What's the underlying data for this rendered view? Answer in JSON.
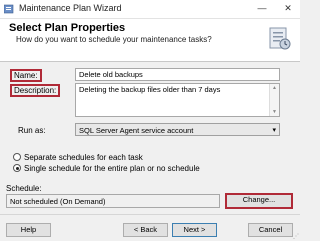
{
  "window": {
    "title": "Maintenance Plan Wizard",
    "minimize": "—",
    "close": "✕"
  },
  "header": {
    "title": "Select Plan Properties",
    "subtitle": "How do you want to schedule your maintenance tasks?"
  },
  "form": {
    "name_label": "Name:",
    "name_value": "Delete old backups",
    "description_label": "Description:",
    "description_value": "Deleting the backup files older than 7 days",
    "runas_label": "Run as:",
    "runas_value": "SQL Server Agent service account",
    "radio_separate": "Separate schedules for each task",
    "radio_single": "Single schedule for the entire plan or no schedule",
    "selected_option": "single",
    "schedule_label": "Schedule:",
    "schedule_value": "Not scheduled (On Demand)",
    "change_button": "Change..."
  },
  "footer": {
    "help": "Help",
    "back": "< Back",
    "next": "Next >",
    "cancel": "Cancel"
  },
  "icons": {
    "app": "wizard-app-icon",
    "header": "maintenance-plan-icon",
    "dropdown": "chevron-down-icon"
  },
  "colors": {
    "highlight": "#b02a37",
    "header_bg": "#ffffff",
    "dialog_bg": "#f0f0f0"
  }
}
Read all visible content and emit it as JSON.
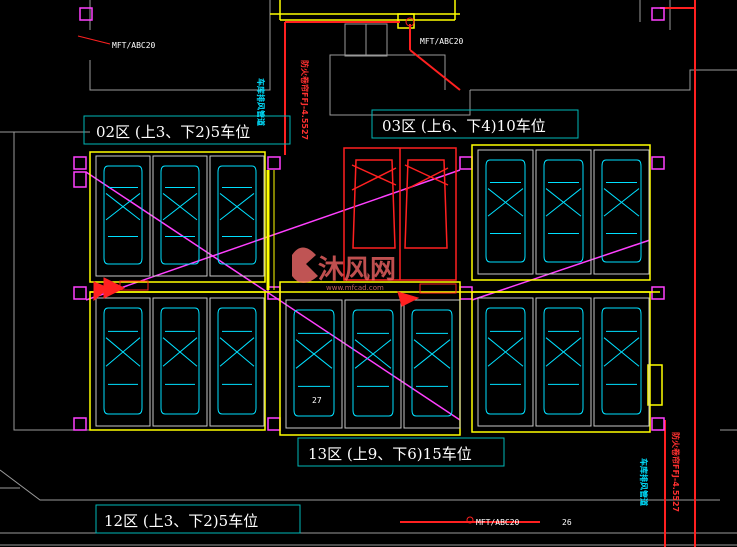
{
  "zones": {
    "z02": "02区 (上3、下2)5车位",
    "z03": "03区 (上6、下4)10车位",
    "z13": "13区 (上9、下6)15车位",
    "z12": "12区 (上3、下2)5车位"
  },
  "tags": {
    "mft1": "MFT/ABC20",
    "mft2": "MFT/ABC20",
    "mft3": "MFT/ABC20",
    "num26": "26",
    "num27": "27"
  },
  "vertical": {
    "fireshutter1": "防火卷帘FFJ-4.5527",
    "fireshutter2": "防火卷帘FFJ-4.5527",
    "pipe1": "车库排风管道",
    "pipe2": "车库排风管道"
  },
  "watermark": "沐风网",
  "watermark_url": "www.mfcad.com",
  "colors": {
    "wall": "#9a9a9a",
    "car": "#00e0ff",
    "red": "#ff2020",
    "yellow": "#ffff00",
    "magenta": "#ff40ff",
    "label_border": "#00b8b8"
  }
}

• _REQUIRED TASK_
All preceding records should be duplicated verbatim, images excepted.

• _ANSWER TO THIS PROBLEM_
What's the underlying data for this rendered view? Answer in JSON.
{
  "window": {
    "title": "Maintenance Plan Wizard",
    "minimize": "—",
    "close": "✕"
  },
  "header": {
    "title": "Select Plan Properties",
    "subtitle": "How do you want to schedule your maintenance tasks?"
  },
  "form": {
    "name_label": "Name:",
    "name_value": "Delete old backups",
    "description_label": "Description:",
    "description_value": "Deleting the backup files older than 7 days",
    "runas_label": "Run as:",
    "runas_value": "SQL Server Agent service account",
    "radio_separate": "Separate schedules for each task",
    "radio_single": "Single schedule for the entire plan or no schedule",
    "selected_option": "single",
    "schedule_label": "Schedule:",
    "schedule_value": "Not scheduled (On Demand)",
    "change_button": "Change..."
  },
  "footer": {
    "help": "Help",
    "back": "< Back",
    "next": "Next >",
    "cancel": "Cancel"
  },
  "icons": {
    "app": "wizard-app-icon",
    "header": "maintenance-plan-icon",
    "dropdown": "chevron-down-icon"
  },
  "colors": {
    "highlight": "#b02a37",
    "header_bg": "#ffffff",
    "dialog_bg": "#f0f0f0"
  }
}
Read all visible content and emit it as JSON.
{
  "zones": {
    "z02": "02区 (上3、下2)5车位",
    "z03": "03区 (上6、下4)10车位",
    "z13": "13区 (上9、下6)15车位",
    "z12": "12区 (上3、下2)5车位"
  },
  "tags": {
    "mft1": "MFT/ABC20",
    "mft2": "MFT/ABC20",
    "mft3": "MFT/ABC20",
    "num26": "26",
    "num27": "27"
  },
  "vertical": {
    "fireshutter1": "防火卷帘FFJ-4.5527",
    "fireshutter2": "防火卷帘FFJ-4.5527",
    "pipe1": "车库排风管道",
    "pipe2": "车库排风管道"
  },
  "watermark": "沐风网",
  "watermark_url": "www.mfcad.com",
  "colors": {
    "wall": "#9a9a9a",
    "car": "#00e0ff",
    "red": "#ff2020",
    "yellow": "#ffff00",
    "magenta": "#ff40ff",
    "label_border": "#00b8b8"
  }
}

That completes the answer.